Part of a data file:
= = = =
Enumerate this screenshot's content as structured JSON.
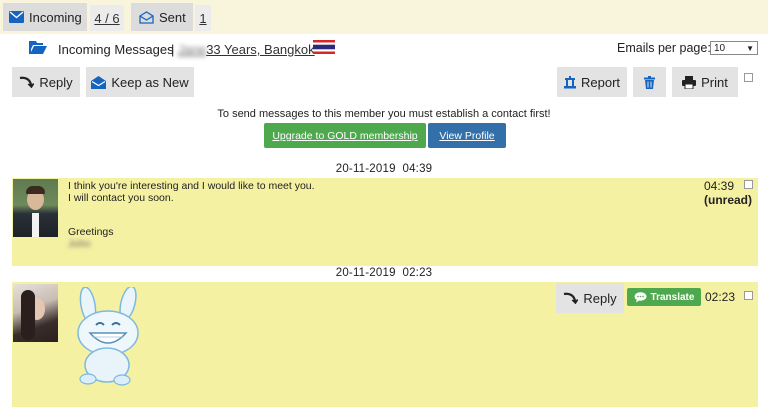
{
  "tabs": {
    "incoming_label": "Incoming",
    "incoming_count": "4 / 6",
    "sent_label": "Sent",
    "sent_count": "1"
  },
  "header": {
    "section_title": "Incoming Messages",
    "separator": "|",
    "blurred_name": "Jane",
    "member_info": " 33 Years, Bangkok",
    "emails_per_page_label": "Emails per page:",
    "emails_per_page_value": "10"
  },
  "toolbar": {
    "reply_label": "Reply",
    "keep_as_new_label": "Keep as New",
    "report_label": "Report",
    "print_label": "Print"
  },
  "notice": {
    "text": "To send messages to this member you must establish a contact first!",
    "upgrade_label": "Upgrade to GOLD membership",
    "view_profile_label": "View Profile"
  },
  "messages": [
    {
      "date": "20-11-2019  04:39",
      "time": "04:39",
      "status": "(unread)",
      "line1": "I think you're interesting and I would like to meet you.",
      "line2": "I will contact you soon.",
      "greeting": "Greetings",
      "signature": "John"
    },
    {
      "date": "20-11-2019  02:23",
      "time": "02:23",
      "reply_label": "Reply",
      "translate_label": "Translate"
    }
  ],
  "colors": {
    "message_bg": "#f5f1a3",
    "top_bar": "#f8f5dc",
    "upgrade_green": "#4ea84e",
    "profile_blue": "#336fa8",
    "icon_blue": "#1565c0"
  }
}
= = = =
(PROBLEM)
Only the number should be given: how many lines of the data contain the word "contact"?

(ANSWER TO THIS TASK)
2